**SUPPLIED RECORDS**
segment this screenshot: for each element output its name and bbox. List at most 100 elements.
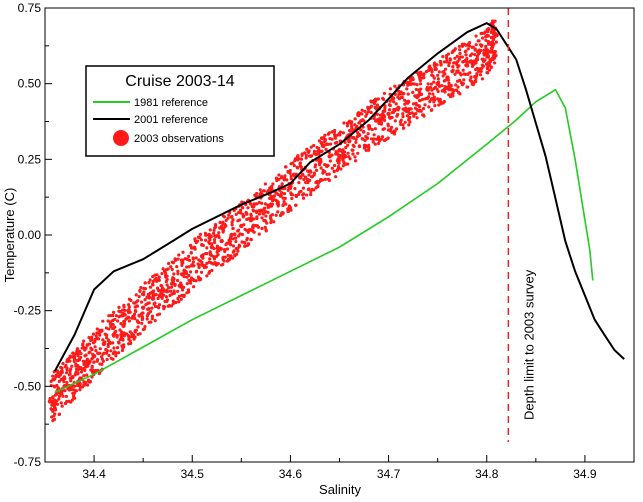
observation-scatter-point [85,343,89,347]
observation-scatter-point [118,314,123,318]
observation-scatter-point [382,91,387,96]
observation-scatter-point [341,164,345,168]
observation-scatter-point [471,45,475,49]
observation-scatter-point [321,168,325,173]
observation-scatter-point [122,319,126,324]
observation-scatter-point [443,78,447,82]
observation-scatter-point [374,99,378,103]
observation-scatter-point [86,364,90,368]
observation-scatter-point [480,57,484,61]
observation-scatter-point [480,63,484,67]
observation-scatter-point [314,168,319,172]
observation-scatter-point [451,64,455,69]
observation-scatter-point [426,95,431,99]
observation-scatter-point [102,351,106,355]
observation-scatter-point [456,65,460,69]
observation-scatter-point [401,112,405,116]
observation-scatter-point [362,130,366,134]
observation-scatter-point [438,60,442,64]
observation-scatter-point [165,283,169,287]
observation-scatter-point [323,163,327,167]
observation-scatter-point [404,106,408,110]
observation-scatter-point [426,82,430,86]
observation-scatter-point [182,293,186,297]
observation-scatter-point [116,351,121,355]
observation-scatter-point [167,261,171,266]
observation-scatter-point [258,188,262,192]
observation-scatter-point [309,192,313,197]
observation-scatter-point [230,220,234,224]
observation-scatter-point [221,262,225,267]
observation-scatter-point [285,178,289,182]
observation-scatter-point [377,121,381,126]
observation-scatter-point [245,217,249,222]
observation-point-30 [327,154,332,159]
observation-scatter-point [238,208,243,212]
observation-scatter-point [75,348,79,353]
observation-scatter-point [90,364,94,368]
observation-scatter-point [386,124,390,128]
observation-scatter-point [480,77,485,81]
observation-scatter-point [486,71,490,75]
observation-scatter-point [236,249,240,253]
observation-scatter-point [427,105,431,109]
observation-scatter-point [51,374,55,378]
observation-scatter-point [304,180,308,185]
observation-scatter-point [72,388,76,392]
observation-scatter-point [399,122,403,127]
observation-scatter-point [491,37,496,42]
observation-scatter-point [138,288,142,293]
observation-scatter-point [57,412,62,416]
observation-point-28 [307,169,313,174]
observation-scatter-point [310,187,314,191]
observation-scatter-point [164,295,169,299]
observation-scatter-point [207,240,211,244]
observation-scatter-point [328,137,332,141]
observation-scatter-point [136,299,140,303]
observation-scatter-point [153,304,158,309]
observation-scatter-point [183,256,188,261]
observation-scatter-point [406,83,411,87]
observation-scatter-point [387,108,392,112]
observation-scatter-point [205,246,209,250]
observation-scatter-point [129,298,133,302]
observation-scatter-point [151,274,155,279]
x-axis-label: Salinity [319,482,361,497]
observation-scatter-point [339,167,343,171]
observation-scatter-point [290,196,294,201]
observation-scatter-point [208,228,212,232]
observation-scatter-point [281,196,285,200]
observation-scatter-point [334,152,338,156]
observation-scatter-point [476,39,480,43]
observation-scatter-point [482,31,486,35]
observation-scatter-point [90,335,94,339]
observation-scatter-point [417,88,421,93]
observation-scatter-point [265,221,269,225]
observation-scatter-point [115,346,120,350]
observation-scatter-point [133,309,137,313]
observation-scatter-point [211,231,216,235]
observation-scatter-point [171,299,176,303]
observation-point-38 [406,99,411,105]
observation-scatter-point [143,298,147,302]
observation-scatter-point [231,226,235,231]
observation-scatter-point [423,103,427,107]
observation-scatter-point [448,57,452,61]
observation-scatter-point [51,395,55,399]
observation-scatter-point [142,292,146,297]
observation-scatter-point [162,269,166,273]
observation-scatter-point [325,163,329,167]
observation-scatter-point [85,373,89,377]
observation-scatter-point [181,250,185,254]
observation-scatter-point [83,348,87,352]
legend-entry-2003: 2003 observations [134,133,224,145]
observation-scatter-point [411,77,415,82]
observation-scatter-point [128,330,132,334]
observation-scatter-point [181,258,185,262]
observation-scatter-point [139,300,144,304]
observation-scatter-point [389,125,394,129]
observation-scatter-point [166,267,170,271]
observation-scatter-point [315,181,320,185]
observation-scatter-point [335,168,339,173]
observation-scatter-point [266,205,270,209]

**EXERCISE INSTRUCTIONS**
Show every line above that contains the string "each". Case counts.

**COMPLETED TASK**
segment this screenshot: for each element output its name and bbox. List at most 100 elements.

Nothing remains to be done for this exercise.